Provided passage:
_ _ _

I haven't seen the OGR article; but replacing headlights by LEDs is not hard. I have done several, both modern and postwar. The golden-white LEDs are much better. It also helps a lot to put a capacitor across the LED. They turn on and off instantly otherwise and look unrealistic compared to incandescents. The value is not critical--a few hundred microfarads. You probably can't find a capacitor with too low a voltage rating. Then drive that parallel combination through a resistor, with a diode in series (e.g., 1N4148) if you're using AC. (AC will damage LEDs. They can't stand much reverse voltage at all.) The white LEDs are so bright that you don't need much current, just a few milliamperes. You can actually turn down an 8-millimeter LED to fit into a Lionel headlight hole. And you can flatten the tip and polish it with toothpaste. Just don't cut into the chip inside.

_ _ _

Listing:
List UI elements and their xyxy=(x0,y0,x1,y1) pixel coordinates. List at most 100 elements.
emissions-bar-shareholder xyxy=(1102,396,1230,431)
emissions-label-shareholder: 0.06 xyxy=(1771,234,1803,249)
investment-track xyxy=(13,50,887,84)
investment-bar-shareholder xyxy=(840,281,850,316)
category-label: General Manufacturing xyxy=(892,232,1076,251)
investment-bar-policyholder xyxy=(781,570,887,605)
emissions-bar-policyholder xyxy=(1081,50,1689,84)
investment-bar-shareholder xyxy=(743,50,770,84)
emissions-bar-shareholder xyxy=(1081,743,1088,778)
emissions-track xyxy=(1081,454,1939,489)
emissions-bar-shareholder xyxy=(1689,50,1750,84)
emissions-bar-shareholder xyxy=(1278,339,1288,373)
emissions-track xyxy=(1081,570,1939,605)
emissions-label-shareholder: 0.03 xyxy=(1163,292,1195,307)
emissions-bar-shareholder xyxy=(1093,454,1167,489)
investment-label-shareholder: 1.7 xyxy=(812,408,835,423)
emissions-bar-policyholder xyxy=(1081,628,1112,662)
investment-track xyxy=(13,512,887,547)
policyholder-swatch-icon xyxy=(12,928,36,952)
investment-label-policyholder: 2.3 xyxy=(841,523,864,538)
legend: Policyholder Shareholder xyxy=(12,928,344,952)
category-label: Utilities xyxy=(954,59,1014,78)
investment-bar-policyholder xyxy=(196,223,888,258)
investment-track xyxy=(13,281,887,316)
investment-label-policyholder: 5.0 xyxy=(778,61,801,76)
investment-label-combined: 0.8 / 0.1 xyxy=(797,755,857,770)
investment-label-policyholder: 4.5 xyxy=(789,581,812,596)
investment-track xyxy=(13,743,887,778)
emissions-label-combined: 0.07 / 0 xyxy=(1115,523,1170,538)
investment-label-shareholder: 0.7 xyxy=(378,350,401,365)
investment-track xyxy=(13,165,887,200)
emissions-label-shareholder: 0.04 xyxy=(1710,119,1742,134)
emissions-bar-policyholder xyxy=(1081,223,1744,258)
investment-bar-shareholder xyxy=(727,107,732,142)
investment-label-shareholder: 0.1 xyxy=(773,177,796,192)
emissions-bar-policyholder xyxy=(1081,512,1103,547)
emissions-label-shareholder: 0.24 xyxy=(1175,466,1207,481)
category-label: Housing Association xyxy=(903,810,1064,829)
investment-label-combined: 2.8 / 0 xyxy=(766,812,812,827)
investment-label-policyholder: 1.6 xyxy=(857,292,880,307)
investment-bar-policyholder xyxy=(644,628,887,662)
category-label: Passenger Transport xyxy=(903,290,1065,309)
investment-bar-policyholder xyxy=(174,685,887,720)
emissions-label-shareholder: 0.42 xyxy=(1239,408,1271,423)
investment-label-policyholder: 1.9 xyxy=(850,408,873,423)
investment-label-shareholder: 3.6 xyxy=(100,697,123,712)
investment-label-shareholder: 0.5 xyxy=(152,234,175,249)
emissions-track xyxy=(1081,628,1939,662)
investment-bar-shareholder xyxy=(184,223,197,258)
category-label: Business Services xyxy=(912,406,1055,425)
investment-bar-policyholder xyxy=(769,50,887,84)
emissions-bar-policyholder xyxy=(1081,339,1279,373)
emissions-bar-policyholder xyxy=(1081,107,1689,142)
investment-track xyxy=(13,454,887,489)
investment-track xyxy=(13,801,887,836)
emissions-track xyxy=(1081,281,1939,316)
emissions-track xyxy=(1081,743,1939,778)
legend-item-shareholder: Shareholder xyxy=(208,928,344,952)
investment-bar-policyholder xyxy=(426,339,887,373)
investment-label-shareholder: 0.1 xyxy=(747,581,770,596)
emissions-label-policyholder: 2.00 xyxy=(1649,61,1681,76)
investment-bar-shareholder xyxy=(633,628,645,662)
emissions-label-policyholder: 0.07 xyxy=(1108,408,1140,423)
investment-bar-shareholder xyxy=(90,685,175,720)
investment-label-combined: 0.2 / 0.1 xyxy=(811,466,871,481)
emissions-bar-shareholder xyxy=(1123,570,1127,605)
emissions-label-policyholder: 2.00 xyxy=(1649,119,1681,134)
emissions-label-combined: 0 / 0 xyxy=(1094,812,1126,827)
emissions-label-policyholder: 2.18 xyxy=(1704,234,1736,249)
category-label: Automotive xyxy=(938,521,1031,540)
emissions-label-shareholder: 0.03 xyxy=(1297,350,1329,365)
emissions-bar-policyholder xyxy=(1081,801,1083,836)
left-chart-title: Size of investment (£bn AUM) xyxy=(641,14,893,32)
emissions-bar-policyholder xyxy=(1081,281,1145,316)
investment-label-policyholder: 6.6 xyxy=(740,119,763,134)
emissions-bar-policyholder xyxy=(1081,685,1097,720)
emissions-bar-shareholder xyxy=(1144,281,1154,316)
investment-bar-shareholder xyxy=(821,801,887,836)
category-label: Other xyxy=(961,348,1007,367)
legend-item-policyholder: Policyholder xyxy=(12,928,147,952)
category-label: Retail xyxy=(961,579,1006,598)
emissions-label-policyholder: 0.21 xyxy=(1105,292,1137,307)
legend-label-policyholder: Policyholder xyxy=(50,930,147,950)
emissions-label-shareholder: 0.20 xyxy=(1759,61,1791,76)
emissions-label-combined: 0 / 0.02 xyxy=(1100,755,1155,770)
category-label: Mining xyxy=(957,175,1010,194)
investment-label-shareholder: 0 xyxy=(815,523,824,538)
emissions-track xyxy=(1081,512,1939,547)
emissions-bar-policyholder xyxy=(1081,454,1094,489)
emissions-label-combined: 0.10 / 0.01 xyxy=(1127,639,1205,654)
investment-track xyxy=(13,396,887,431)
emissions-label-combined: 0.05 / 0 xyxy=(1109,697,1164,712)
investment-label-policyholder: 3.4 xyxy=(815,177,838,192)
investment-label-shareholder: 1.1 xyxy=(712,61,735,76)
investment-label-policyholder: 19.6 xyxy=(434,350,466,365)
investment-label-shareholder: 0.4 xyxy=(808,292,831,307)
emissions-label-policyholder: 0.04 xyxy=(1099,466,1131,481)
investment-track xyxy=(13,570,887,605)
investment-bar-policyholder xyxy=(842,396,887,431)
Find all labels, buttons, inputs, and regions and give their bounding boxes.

_ _ _

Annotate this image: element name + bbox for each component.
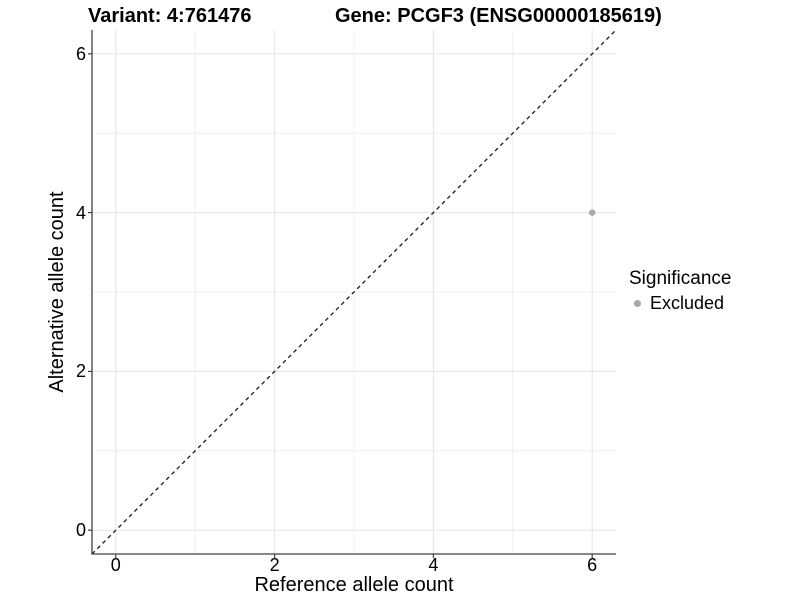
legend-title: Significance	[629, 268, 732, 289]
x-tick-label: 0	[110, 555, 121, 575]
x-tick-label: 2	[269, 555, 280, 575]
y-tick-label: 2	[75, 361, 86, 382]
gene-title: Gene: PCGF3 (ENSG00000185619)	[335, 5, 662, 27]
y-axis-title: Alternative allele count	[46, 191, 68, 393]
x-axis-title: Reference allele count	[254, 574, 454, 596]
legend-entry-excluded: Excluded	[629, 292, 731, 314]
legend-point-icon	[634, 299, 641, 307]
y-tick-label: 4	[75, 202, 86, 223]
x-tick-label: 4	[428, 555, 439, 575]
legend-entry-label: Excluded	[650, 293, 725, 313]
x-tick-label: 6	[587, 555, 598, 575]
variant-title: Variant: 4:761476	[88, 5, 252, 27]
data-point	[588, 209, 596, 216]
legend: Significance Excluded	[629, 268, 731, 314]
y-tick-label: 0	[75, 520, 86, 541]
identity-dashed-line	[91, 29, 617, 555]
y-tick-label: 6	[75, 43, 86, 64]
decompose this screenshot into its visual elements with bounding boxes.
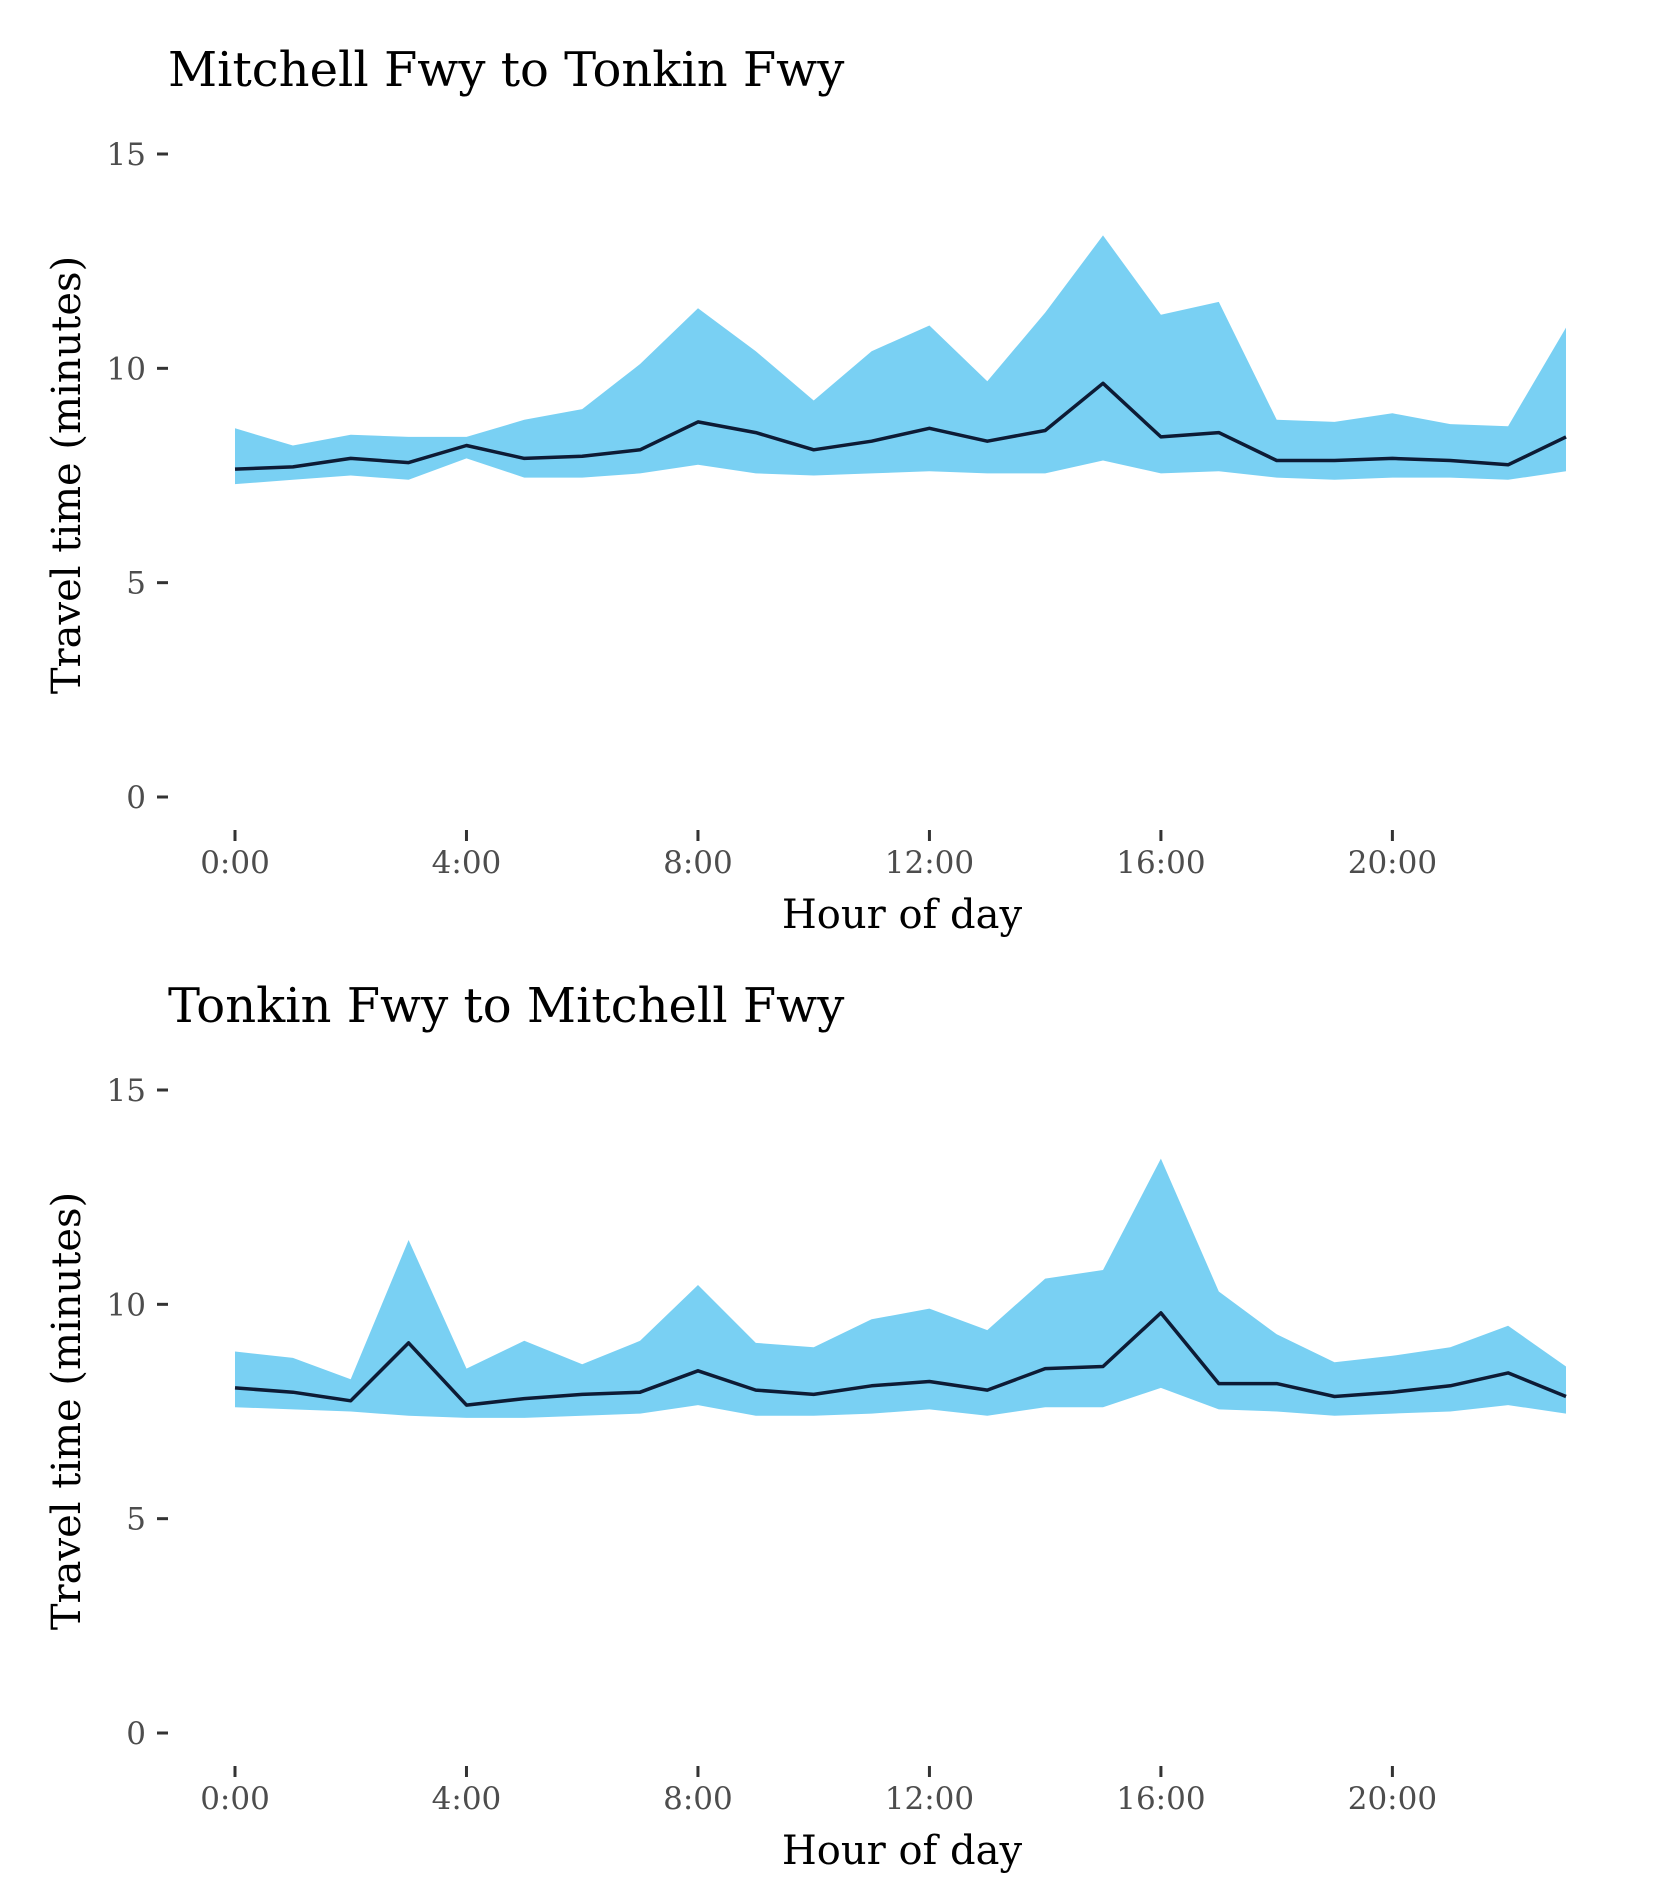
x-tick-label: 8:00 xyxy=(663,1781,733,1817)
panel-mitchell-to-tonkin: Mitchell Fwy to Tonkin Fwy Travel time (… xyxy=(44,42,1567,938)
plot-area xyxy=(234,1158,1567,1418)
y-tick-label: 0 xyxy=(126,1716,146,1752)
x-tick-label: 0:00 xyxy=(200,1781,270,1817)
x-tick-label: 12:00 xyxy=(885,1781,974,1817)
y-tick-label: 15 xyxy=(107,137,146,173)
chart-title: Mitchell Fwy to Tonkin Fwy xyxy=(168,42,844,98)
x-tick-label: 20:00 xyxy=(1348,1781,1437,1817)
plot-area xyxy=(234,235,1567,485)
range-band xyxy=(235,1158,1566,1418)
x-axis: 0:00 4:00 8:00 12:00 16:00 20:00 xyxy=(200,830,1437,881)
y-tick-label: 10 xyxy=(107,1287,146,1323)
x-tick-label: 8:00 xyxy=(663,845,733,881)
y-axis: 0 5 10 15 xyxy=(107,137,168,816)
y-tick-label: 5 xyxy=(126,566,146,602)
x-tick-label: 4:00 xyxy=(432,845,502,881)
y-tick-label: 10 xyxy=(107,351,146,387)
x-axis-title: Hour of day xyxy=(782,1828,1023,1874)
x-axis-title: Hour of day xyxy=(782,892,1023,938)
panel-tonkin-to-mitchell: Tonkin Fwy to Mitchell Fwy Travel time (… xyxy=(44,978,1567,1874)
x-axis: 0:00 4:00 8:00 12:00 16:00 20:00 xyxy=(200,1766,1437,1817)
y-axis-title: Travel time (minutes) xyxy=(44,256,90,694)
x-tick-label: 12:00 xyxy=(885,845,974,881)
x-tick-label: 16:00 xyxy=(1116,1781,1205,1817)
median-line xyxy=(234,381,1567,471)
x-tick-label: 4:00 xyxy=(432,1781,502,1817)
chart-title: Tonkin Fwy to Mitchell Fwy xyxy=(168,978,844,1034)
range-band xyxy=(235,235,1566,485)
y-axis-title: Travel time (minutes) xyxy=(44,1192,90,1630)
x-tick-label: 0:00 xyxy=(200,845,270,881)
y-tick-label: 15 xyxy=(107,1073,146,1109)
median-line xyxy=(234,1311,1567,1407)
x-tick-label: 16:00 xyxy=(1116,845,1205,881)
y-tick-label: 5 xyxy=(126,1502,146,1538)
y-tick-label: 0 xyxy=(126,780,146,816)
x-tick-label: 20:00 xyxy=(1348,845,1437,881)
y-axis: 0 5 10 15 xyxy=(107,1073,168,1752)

_ _ _

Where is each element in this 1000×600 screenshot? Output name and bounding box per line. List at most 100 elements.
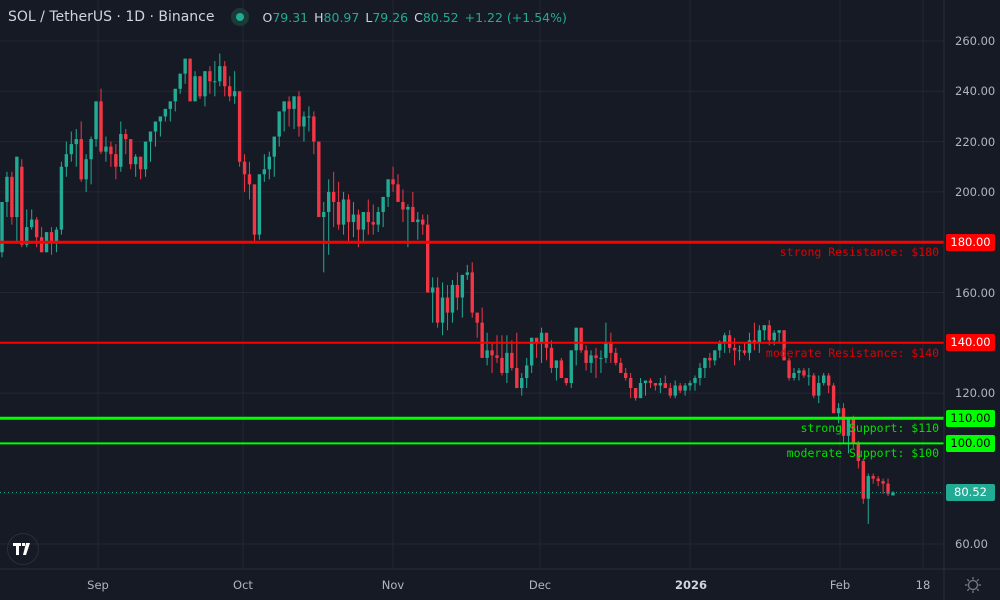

_ _ _

Directives:
a) In the passage on replacing model train headlights with LEDs, what value of capacitor does it suggest placing across the LED?
b) Extend the passage on replacing model train headlights with LEDs, starting right after its final sentence.

Responses:
a) A few hundred microfarads.

b)
I had an article a while back in CTT about adding directional lighting to postwar locomotives. Instead of connecting the lamp between the frame and the pickup, as lionel did, you reconnect it between the frame and one of the motor brushes. The incandescent lamp does come on, but very dimly, in reverse, since incandescents are very sensitive to voltage. This will also work with LEDs, but you will probably have to put extra diodes in series to soak up the voltage that is still present in reverse.

Using LEDs, I feel no need for regulating the brightness of headlights, as I would with incandescents. The brightness does vary with voltage, but not nearly as much. But, beyond that, the color remains exactly the same at different voltages, so that clue to voltage changes is absent: They look fully lit over a wide range of voltage.


Thanks Bob, I didn't realize that about the reverse voltage damaging them. The article Dave was talking about is in the December issue of Model Railroader, if you get a chance to check it out. The concept is fine, but the application requires special consideration in an AC environment.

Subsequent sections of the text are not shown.